═════ Records for the task ═════

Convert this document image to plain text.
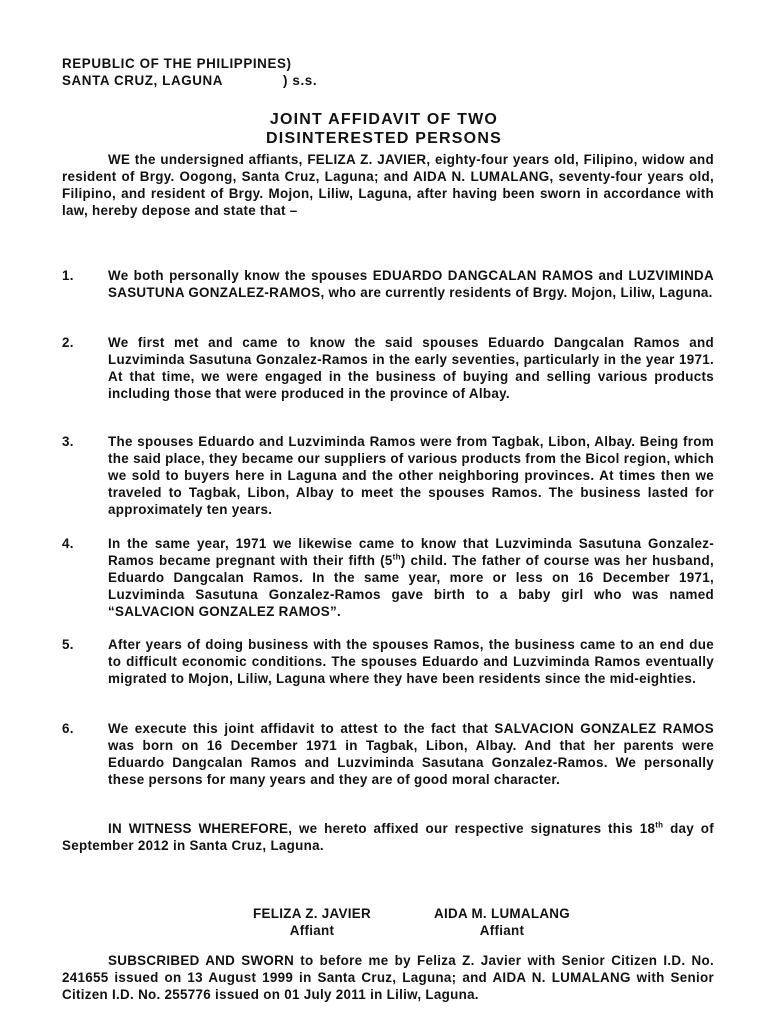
REPUBLIC OF THE PHILIPPINES)
SANTA CRUZ, LAGUNA              ) s.s.
JOINT AFFIDAVIT OF TWO
DISINTERESTED PERSONS

WE the undersigned affiants, FELIZA Z. JAVIER, eighty-four years old, Filipino, widow and resident of Brgy. Oogong, Santa Cruz, Laguna; and AIDA N. LUMALANG, seventy-four years old, Filipino, and resident of Brgy. Mojon, Liliw, Laguna, after having been sworn in accordance with law, hereby depose and state that –

1.	We both personally know the spouses EDUARDO DANGCALAN RAMOS and LUZVIMINDA SASUTUNA GONZALEZ-RAMOS, who are currently residents of Brgy. Mojon, Liliw, Laguna.
2.	We first met and came to know the said spouses Eduardo Dangcalan Ramos and Luzviminda Sasutuna Gonzalez-Ramos in the early seventies, particularly in the year 1971. At that time, we were engaged in the business of buying and selling various products including those that were produced in the province of Albay.
3.	The spouses Eduardo and Luzviminda Ramos were from Tagbak, Libon, Albay. Being from the said place, they became our suppliers of various products from the Bicol region, which we sold to buyers here in Laguna and the other neighboring provinces. At times then we traveled to Tagbak, Libon, Albay to meet the spouses Ramos. The business lasted for approximately ten years.
4.	In the same year, 1971 we likewise came to know that Luzviminda Sasutuna Gonzalez-Ramos became pregnant with their fifth (5th) child. The father of course was her husband, Eduardo Dangcalan Ramos. In the same year, more or less on 16 December 1971, Luzviminda Sasutuna Gonzalez-Ramos gave birth to a baby girl who was named “SALVACION GONZALEZ RAMOS”.
5.	After years of doing business with the spouses Ramos, the business came to an end due to difficult economic conditions. The spouses Eduardo and Luzviminda Ramos eventually migrated to Mojon, Liliw, Laguna where they have been residents since the mid-eighties.
6.	We execute this joint affidavit to attest to the fact that SALVACION GONZALEZ RAMOS was born on 16 December 1971 in Tagbak, Libon, Albay. And that her parents were Eduardo Dangcalan Ramos and Luzviminda Sasutana Gonzalez-Ramos. We personally these persons for many years and they are of good moral character.

IN WITNESS WHEREFORE, we hereto affixed our respective signatures this 18th day of September 2012 in Santa Cruz, Laguna.

FELIZA Z. JAVIER
Affiant
AIDA M. LUMALANG
Affiant

SUBSCRIBED AND SWORN to before me by Feliza Z. Javier with Senior Citizen I.D. No. 241655 issued on 13 August 1999 in Santa Cruz, Laguna; and AIDA N. LUMALANG with Senior Citizen I.D. No. 255776 issued on 01 July 2011 in Liliw, Laguna.
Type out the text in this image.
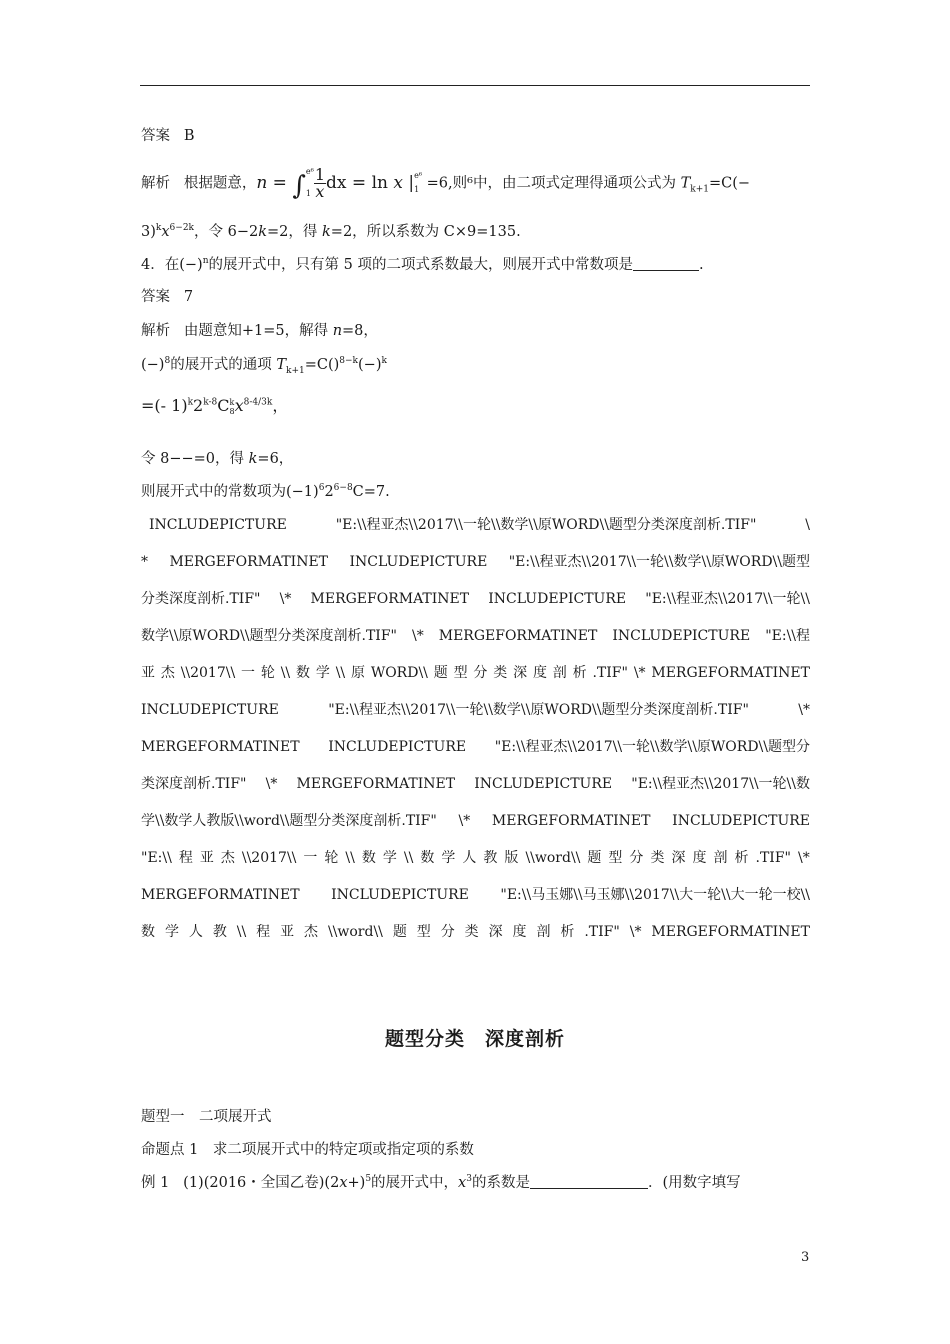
答案 B
解析 根据题意，n = ∫ e⁶
$1 \frac{1}{x}$ dx = ln x | e⁶
1 =6,则⁶中，由二项式定理得通项公式为 $T_{k+1}=C(-$
$3)^kx^{6-2k}$，令 6−2k=2，得 k=2，所以系数为 C×9=135.
4．在$(-)^n$的展开式中，只有第 5 项的二项式系数最大，则展开式中常数项是	.
答案 7
解析 由题意知+1=5，解得 n=8，
$(-)^8$的展开式的通项 $T_{k+1}=C()^{8-k}(-)^k$
=(- 1)$^k$2$^{k-8}$C k
8 $x^{8-4/3k}$，
令 8−−=0，得 k=6，
则展开式中的常数项为$(-1)^62^{6-8}C=7$.
INCLUDEPICTURE	"E:\\程亚杰\\2017\\一轮\\数学\\原WORD\\题型分类深度剖析.TIF"	\
* MERGEFORMATINET INCLUDEPICTURE "E:\\程亚杰\\2017\\一轮\\数学\\原WORD\\题型
分类深度剖析.TIF" \* MERGEFORMATINET INCLUDEPICTURE "E:\\程亚杰\\2017\\一轮\\
数学\\原WORD\\题型分类深度剖析.TIF" \* MERGEFORMATINET INCLUDEPICTURE "E:\\程
亚 杰 \\2017\\ 一 轮 \\ 数 学 \\ 原 WORD\\ 题 型 分 类 深 度 剖 析 .TIF" \* MERGEFORMATINET
INCLUDEPICTURE	"E:\\程亚杰\\2017\\一轮\\数学\\原WORD\\题型分类深度剖析.TIF"	\*
MERGEFORMATINET INCLUDEPICTURE "E:\\程亚杰\\2017\\一轮\\数学\\原WORD\\题型分
类深度剖析.TIF" \* MERGEFORMATINET INCLUDEPICTURE "E:\\程亚杰\\2017\\一轮\\数
学\\数学人教版\\word\\题型分类深度剖析.TIF" \* MERGEFORMATINET INCLUDEPICTURE
"E:\\ 程 亚 杰 \\2017\\ 一 轮 \\ 数 学 \\ 数 学 人 教 版 \\word\\ 题 型 分 类 深 度 剖 析 .TIF" \*
MERGEFORMATINET INCLUDEPICTURE "E:\\马玉娜\\马玉娜\\2017\\大一轮\\大一轮一校\\
数 学 人 教 \\ 程 亚 杰 \\word\\ 题 型 分 类 深 度 剖 析 .TIF" \* MERGEFORMATINET
题型分类　深度剖析
题型一　二项展开式
命题点 1　求二项展开式中的特定项或指定项的系数
例 1 (1)(2016・全国乙卷)$(2x+)^5$的展开式中，$x^3$的系数是	．(用数字填写
3
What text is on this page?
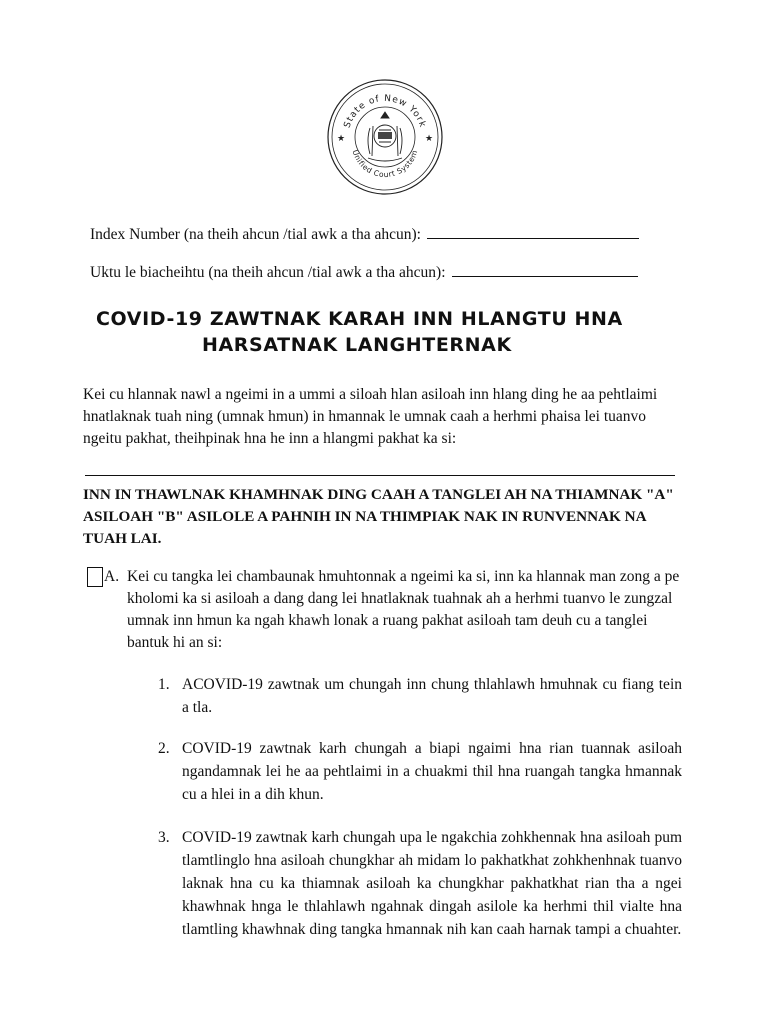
State of New York
Unified Court System
★	★
Index Number (na theih ahcun /tial awk a tha ahcun):
Uktu le biacheihtu (na theih ahcun /tial awk a tha ahcun):
COVID-19 ZAWTNAK KARAH INN HLANGTU HNA
HARSATNAK LANGHTERNAK
Kei cu hlannak nawl a ngeimi in a ummi a siloah hlan asiloah inn hlang ding he aa pehtlaimi hnatlaknak tuah ning (umnak hmun) in hmannak le umnak caah a herhmi phaisa lei tuanvo ngeitu pakhat, theihpinak hna he inn a hlangmi pakhat ka si:
INN IN THAWLNAK KHAMHNAK DING CAAH A TANGLEI AH NA THIAMNAK "A" ASILOAH "B" ASILOLE A PAHNIH IN NA THIMPIAK NAK IN RUNVENNAK NA TUAH LAI.
A. Kei cu tangka lei chambaunak hmuhtonnak a ngeimi ka si, inn ka hlannak man zong a pe kholomi ka si asiloah a dang dang lei hnatlaknak tuahnak ah a herhmi tuanvo le zungzal umnak inn hmun ka ngah khawh lonak a ruang pakhat asiloah tam deuh cu a tanglei bantuk hi an si:
1. ACOVID-19 zawtnak um chungah inn chung thlahlawh hmuhnak cu fiang tein a tla.
2. COVID-19 zawtnak karh chungah a biapi ngaimi hna rian tuannak asiloah ngandamnak lei he aa pehtlaimi in a chuakmi thil hna ruangah tangka hmannak cu a hlei in a dih khun.
3. COVID-19 zawtnak karh chungah upa le ngakchia zohkhennak hna asiloah pum tlamtlinglo hna asiloah chungkhar ah midam lo pakhatkhat zohkhenhnak tuanvo laknak hna cu ka thiamnak asiloah ka chungkhar pakhatkhat rian tha a ngei khawhnak hnga le thlahlawh ngahnak dingah asilole ka herhmi thil vialte hna tlamtling khawhnak ding tangka hmannak nih kan caah harnak tampi a chuahter.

═════

-- Directions for this task --
Quote the entries in full. Any image among them is to be omitted from the copy.

-- Output for this exercise --
Convert this document image to plain text.
REPUBLIC OF THE PHILIPPINES)
SANTA CRUZ, LAGUNA              ) s.s.
JOINT AFFIDAVIT OF TWO
DISINTERESTED PERSONS

WE the undersigned affiants, FELIZA Z. JAVIER, eighty-four years old, Filipino, widow and resident of Brgy. Oogong, Santa Cruz, Laguna; and AIDA N. LUMALANG, seventy-four years old, Filipino, and resident of Brgy. Mojon, Liliw, Laguna, after having been sworn in accordance with law, hereby depose and state that –

1.	We both personally know the spouses EDUARDO DANGCALAN RAMOS and LUZVIMINDA SASUTUNA GONZALEZ-RAMOS, who are currently residents of Brgy. Mojon, Liliw, Laguna.
2.	We first met and came to know the said spouses Eduardo Dangcalan Ramos and Luzviminda Sasutuna Gonzalez-Ramos in the early seventies, particularly in the year 1971. At that time, we were engaged in the business of buying and selling various products including those that were produced in the province of Albay.
3.	The spouses Eduardo and Luzviminda Ramos were from Tagbak, Libon, Albay. Being from the said place, they became our suppliers of various products from the Bicol region, which we sold to buyers here in Laguna and the other neighboring provinces. At times then we traveled to Tagbak, Libon, Albay to meet the spouses Ramos. The business lasted for approximately ten years.
4.	In the same year, 1971 we likewise came to know that Luzviminda Sasutuna Gonzalez-Ramos became pregnant with their fifth (5th) child. The father of course was her husband, Eduardo Dangcalan Ramos. In the same year, more or less on 16 December 1971, Luzviminda Sasutuna Gonzalez-Ramos gave birth to a baby girl who was named “SALVACION GONZALEZ RAMOS”.
5.	After years of doing business with the spouses Ramos, the business came to an end due to difficult economic conditions. The spouses Eduardo and Luzviminda Ramos eventually migrated to Mojon, Liliw, Laguna where they have been residents since the mid-eighties.
6.	We execute this joint affidavit to attest to the fact that SALVACION GONZALEZ RAMOS was born on 16 December 1971 in Tagbak, Libon, Albay. And that her parents were Eduardo Dangcalan Ramos and Luzviminda Sasutana Gonzalez-Ramos. We personally these persons for many years and they are of good moral character.

IN WITNESS WHEREFORE, we hereto affixed our respective signatures this 18th day of September 2012 in Santa Cruz, Laguna.

FELIZA Z. JAVIER
Affiant
AIDA M. LUMALANG
Affiant

SUBSCRIBED AND SWORN to before me by Feliza Z. Javier with Senior Citizen I.D. No. 241655 issued on 13 August 1999 in Santa Cruz, Laguna; and AIDA N. LUMALANG with Senior Citizen I.D. No. 255776 issued on 01 July 2011 in Liliw, Laguna.
Type out the text in this image.
答案 B
解析 根据题意，n = ∫ e⁶
$1 \frac{1}{x}$ dx = ln x | e⁶
1 =6,则⁶中，由二项式定理得通项公式为 $T_{k+1}=C(-$
$3)^kx^{6-2k}$，令 6−2k=2，得 k=2，所以系数为 C×9=135.
4．在$(-)^n$的展开式中，只有第 5 项的二项式系数最大，则展开式中常数项是	.
答案 7
解析 由题意知+1=5，解得 n=8，
$(-)^8$的展开式的通项 $T_{k+1}=C()^{8-k}(-)^k$
=(- 1)$^k$2$^{k-8}$C k
8 $x^{8-4/3k}$，
令 8−−=0，得 k=6，
则展开式中的常数项为$(-1)^62^{6-8}C=7$.
INCLUDEPICTURE	"E:\\程亚杰\\2017\\一轮\\数学\\原WORD\\题型分类深度剖析.TIF"	\
* MERGEFORMATINET INCLUDEPICTURE "E:\\程亚杰\\2017\\一轮\\数学\\原WORD\\题型
分类深度剖析.TIF" \* MERGEFORMATINET INCLUDEPICTURE "E:\\程亚杰\\2017\\一轮\\
数学\\原WORD\\题型分类深度剖析.TIF" \* MERGEFORMATINET INCLUDEPICTURE "E:\\程
亚 杰 \\2017\\ 一 轮 \\ 数 学 \\ 原 WORD\\ 题 型 分 类 深 度 剖 析 .TIF" \* MERGEFORMATINET
INCLUDEPICTURE	"E:\\程亚杰\\2017\\一轮\\数学\\原WORD\\题型分类深度剖析.TIF"	\*
MERGEFORMATINET INCLUDEPICTURE "E:\\程亚杰\\2017\\一轮\\数学\\原WORD\\题型分
类深度剖析.TIF" \* MERGEFORMATINET INCLUDEPICTURE "E:\\程亚杰\\2017\\一轮\\数
学\\数学人教版\\word\\题型分类深度剖析.TIF" \* MERGEFORMATINET INCLUDEPICTURE
"E:\\ 程 亚 杰 \\2017\\ 一 轮 \\ 数 学 \\ 数 学 人 教 版 \\word\\ 题 型 分 类 深 度 剖 析 .TIF" \*
MERGEFORMATINET INCLUDEPICTURE "E:\\马玉娜\\马玉娜\\2017\\大一轮\\大一轮一校\\
数 学 人 教 \\ 程 亚 杰 \\word\\ 题 型 分 类 深 度 剖 析 .TIF" \* MERGEFORMATINET
题型分类　深度剖析
题型一　二项展开式
命题点 1　求二项展开式中的特定项或指定项的系数
例 1 (1)(2016・全国乙卷)$(2x+)^5$的展开式中，$x^3$的系数是	．(用数字填写
3
What text is on this page?
State of New York
Unified Court System
★	★
Index Number (na theih ahcun /tial awk a tha ahcun):
Uktu le biacheihtu (na theih ahcun /tial awk a tha ahcun):
COVID-19 ZAWTNAK KARAH INN HLANGTU HNA
HARSATNAK LANGHTERNAK
Kei cu hlannak nawl a ngeimi in a ummi a siloah hlan asiloah inn hlang ding he aa pehtlaimi hnatlaknak tuah ning (umnak hmun) in hmannak le umnak caah a herhmi phaisa lei tuanvo ngeitu pakhat, theihpinak hna he inn a hlangmi pakhat ka si:
INN IN THAWLNAK KHAMHNAK DING CAAH A TANGLEI AH NA THIAMNAK "A" ASILOAH "B" ASILOLE A PAHNIH IN NA THIMPIAK NAK IN RUNVENNAK NA TUAH LAI.
A. Kei cu tangka lei chambaunak hmuhtonnak a ngeimi ka si, inn ka hlannak man zong a pe kholomi ka si asiloah a dang dang lei hnatlaknak tuahnak ah a herhmi tuanvo le zungzal umnak inn hmun ka ngah khawh lonak a ruang pakhat asiloah tam deuh cu a tanglei bantuk hi an si:
1. ACOVID-19 zawtnak um chungah inn chung thlahlawh hmuhnak cu fiang tein a tla.
2. COVID-19 zawtnak karh chungah a biapi ngaimi hna rian tuannak asiloah ngandamnak lei he aa pehtlaimi in a chuakmi thil hna ruangah tangka hmannak cu a hlei in a dih khun.
3. COVID-19 zawtnak karh chungah upa le ngakchia zohkhennak hna asiloah pum tlamtlinglo hna asiloah chungkhar ah midam lo pakhatkhat zohkhenhnak tuanvo laknak hna cu ka thiamnak asiloah ka chungkhar pakhatkhat rian tha a ngei khawhnak hnga le thlahlawh ngahnak dingah asilole ka herhmi thil vialte hna tlamtling khawhnak ding tangka hmannak nih kan caah harnak tampi a chuahter.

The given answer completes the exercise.